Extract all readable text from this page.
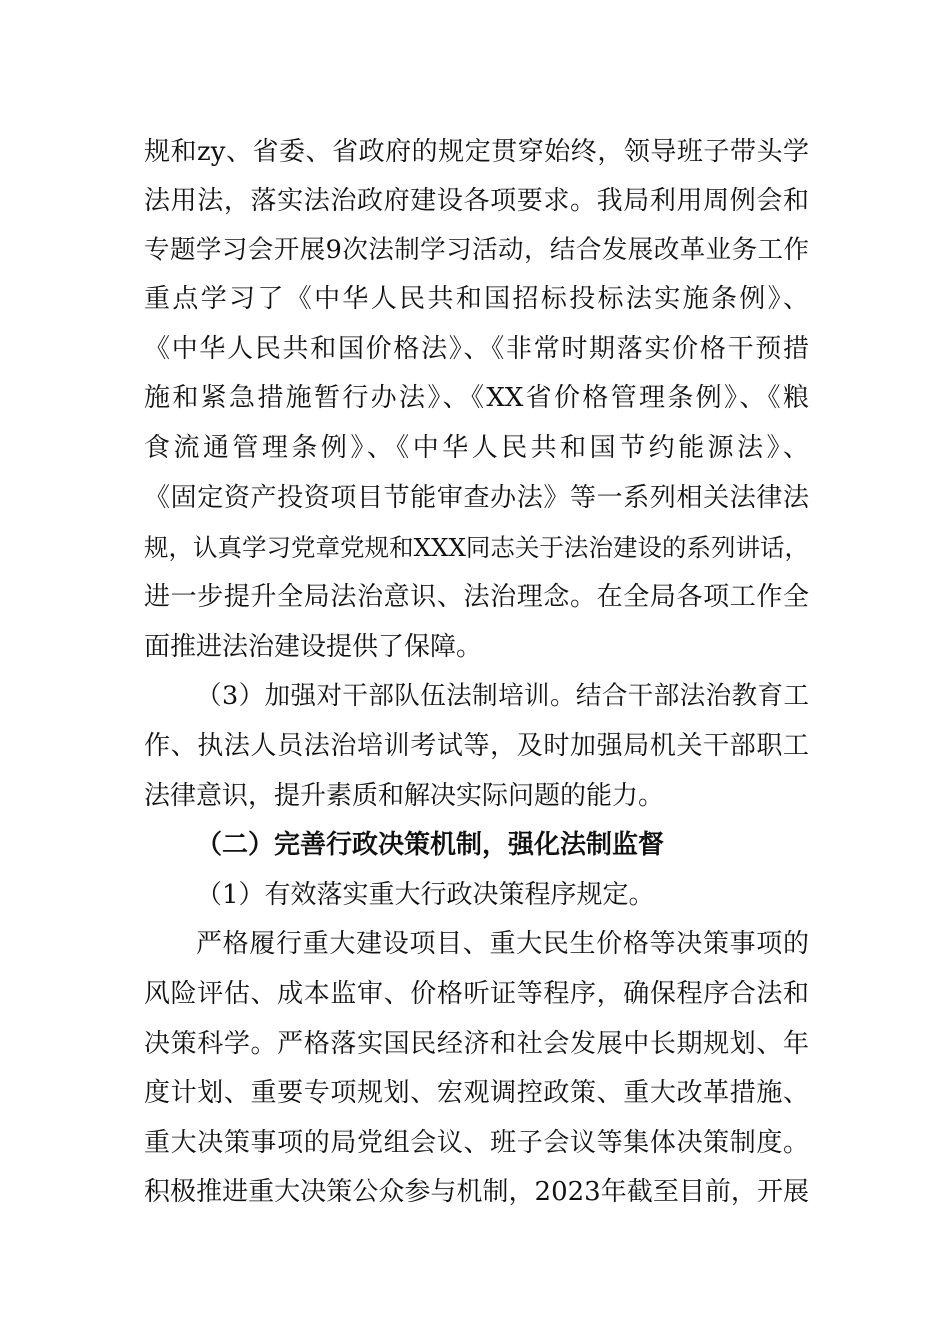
规和zy、省委、省政府的规定贯穿始终，领导班子带头学
法用法，落实法治政府建设各项要求。我局利用周例会和
专题学习会开展9次法制学习活动，结合发展改革业务工作
重点学习了《中华人民共和国招标投标法实施条例》、
《中华人民共和国价格法》、《非常时期落实价格干预措
施和紧急措施暂行办法》、《XX省价格管理条例》、《粮
食流通管理条例》、《中华人民共和国节约能源法》、
《固定资产投资项目节能审查办法》等一系列相关法律法
规，认真学习党章党规和XXX同志关于法治建设的系列讲话，
进一步提升全局法治意识、法治理念。在全局各项工作全
面推进法治建设提供了保障。
（3）加强对干部队伍法制培训。结合干部法治教育工
作、执法人员法治培训考试等，及时加强局机关干部职工
法律意识，提升素质和解决实际问题的能力。
（二）完善行政决策机制，强化法制监督
（1）有效落实重大行政决策程序规定。
严格履行重大建设项目、重大民生价格等决策事项的
风险评估、成本监审、价格听证等程序，确保程序合法和
决策科学。严格落实国民经济和社会发展中长期规划、年
度计划、重要专项规划、宏观调控政策、重大改革措施、
重大决策事项的局党组会议、班子会议等集体决策制度。
积极推进重大决策公众参与机制，2023年截至目前，开展
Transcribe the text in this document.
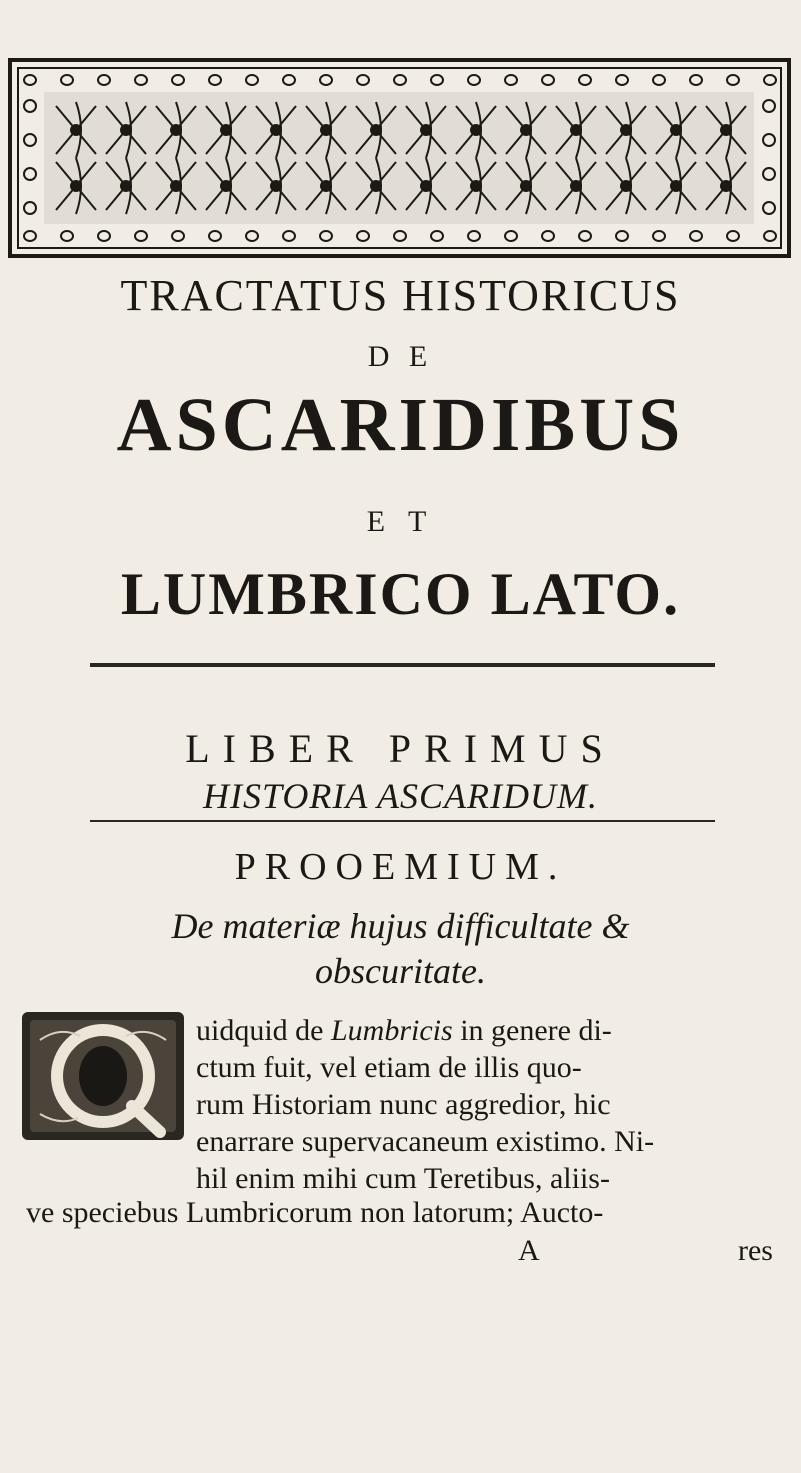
TRACTATUS HISTORICUS
D E
ASCARIDIBUS
E T
LUMBRICO LATO.
LIBER PRIMUS
HISTORIA ASCARIDUM.
PROOEMIUM.
De materiæ hujus difficultate &
obscuritate.
uidquid de Lumbricis in genere di-
ctum fuit, vel etiam de illis quo-
rum Historiam nunc aggredior, hic
enarrare supervacaneum existimo. Ni-
hil enim mihi cum Teretibus, aliis-
ve speciebus Lumbricorum non latorum; Aucto-
A	res
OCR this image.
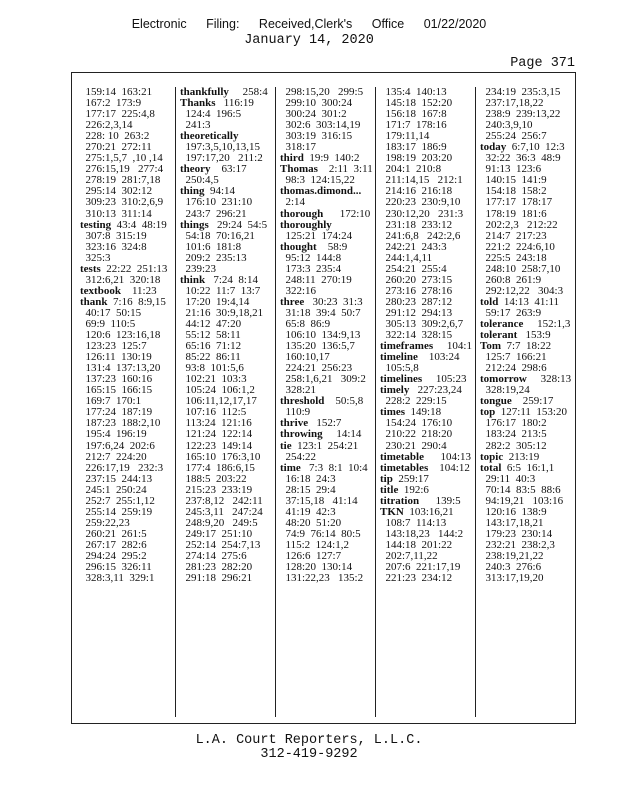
Electronic Filing: Received,Clerk's Office 01/22/2020
January 14, 2020
Page 371
159:14  163:21
167:2  173:9
177:17  225:4,8
226:2,3,14
228: 10  263:2
270:21  272:11
275:1,5,7  ,10 ,14
276:15,19   277:4
278:19  281:7,18
295:14  302:12
309:23  310:2,6,9
310:13  311:14
testing  43:4  48:19
307:8  315:19
323:16  324:8
325:3
tests  22:22  251:13
312:6,21  320:18
textbook    11:23
thank  7:16  8:9,15
40:17  50:15
69:9  110:5
120:6  123:16,18
123:23  125:7
126:11  130:19
131:4  137:13,20
137:23  160:16
165:15  166:15
169:7  170:1
177:24  187:19
187:23  188:2,10
195:4  196:19
197:6,24  202:6
212:7  224:20
226:17,19   232:3
237:15  244:13
245:1  250:24
252:7  255:1,12
255:14  259:19
259:22,23
260:21  261:5
267:17  282:6
294:24  295:2
296:15  326:11
328:3,11  329:1
thankfully     258:4
Thanks   116:19
124:4  196:5
241:3
theoretically
197:3,5,10,13,15
197:17,20   211:2
theory    63:17
250:4,5
thing  94:14
176:10  231:10
243:7  296:21
things   29:24  54:5
54:18  70:16,21
101:6  181:8
209:2  235:13
239:23
think   7:24  8:14
10:22  11:7  13:7
17:20  19:4,14
21:16  30:9,18,21
44:12  47:20
55:12  58:11
65:16  71:12
85:22  86:11
93:8  101:5,6
102:21  103:3
105:24  106:1,2
106:11,12,17,17
107:16  112:5
113:24  121:16
121:24  122:14
122:23  149:14
165:10  176:3,10
177:4  186:6,15
188:5  203:22
215:23  233:19
237:8,12   242:11
245:3,11   247:24
248:9,20   249:5
249:17  251:10
252:14  254:7,13
274:14  275:6
281:23  282:20
291:18  296:21
298:15,20   299:5
299:10  300:24
300:24  301:2
302:6  303:14,19
303:19  316:15
318:17
third  19:9  140:2
Thomas    2:11  3:11
98:3  124:15,22
thomas.dimond...
2:14
thorough      172:10
thoroughly
125:21  174:24
thought    58:9
95:12  144:8
173:3  235:4
248:11  270:19
322:16
three   30:23  31:3
31:18  39:4  50:7
65:8  86:9
106:10  134:9,13
135:20  136:5,7
160:10,17
224:21  256:23
258:1,6,21   309:2
328:21
threshold    50:5,8
110:9
thrive   152:7
throwing     14:14
tie  123:1  254:21
254:22
time   7:3  8:1  10:4
16:18  24:3
28:15  29:4
37:15,18   41:14
41:19  42:3
48:20  51:20
74:9  76:14  80:5
115:2  124:1,2
126:6  127:7
128:20  130:14
131:22,23   135:2
135:4  140:13
145:18  152:20
156:18  167:8
171:7  178:16
179:11,14
183:17  186:9
198:19  203:20
204:1  210:8
211:14,15   212:1
214:16  216:18
220:23  230:9,10
230:12,20   231:3
231:18  233:12
241:6,8   242:2,6
242:21  243:3
244:1,4,11
254:21  255:4
260:20  273:15
273:16  278:16
280:23  287:12
291:12  294:13
305:13  309:2,6,7
322:14  328:15
timeframes     104:1
timeline    103:24
105:5,8
timelines     105:23
timely   227:23,24
228:2  229:15
times  149:18
154:24  176:10
210:22  218:20
230:21  290:4
timetable      104:13
timetables    104:12
tip  259:17
title  192:6
titration      139:5
TKN  103:16,21
108:7  114:13
143:18,23   144:2
144:18  201:22
202:7,11,22
207:6  221:17,19
221:23  234:12
234:19  235:3,15
237:17,18,22
238:9  239:13,22
240:3,9,10
255:24  256:7
today  6:7,10  12:3
32:22  36:3  48:9
91:13  123:6
140:15  141:9
154:18  158:2
177:17  178:17
178:19  181:6
202:2,3   212:22
214:7  217:23
221:2  224:6,10
225:5  243:18
248:10  258:7,10
260:8  261:9
292:12,22   304:3
told  14:13  41:11
59:17  263:9
tolerance     152:1,3
tolerant   153:9
Tom  7:7  18:22
125:7  166:21
212:24  298:6
tomorrow     328:13
328:19,24
tongue    259:17
top  127:11  153:20
176:17  180:2
183:24  213:5
282:2  305:12
topic  213:19
total  6:5  16:1,1
29:11  40:3
70:14  83:5  88:6
94:19,21   103:16
120:16  138:9
143:17,18,21
179:23  230:14
232:21  238:2,3
238:19,21,22
240:3  276:6
313:17,19,20
L.A. Court Reporters, L.L.C.
312-419-9292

Aim of the task
Show the lines where the word "this" appears in the entries.

Problem solution
Extract all readable text from this page.
Transcribe the text in this document.
OCR this image.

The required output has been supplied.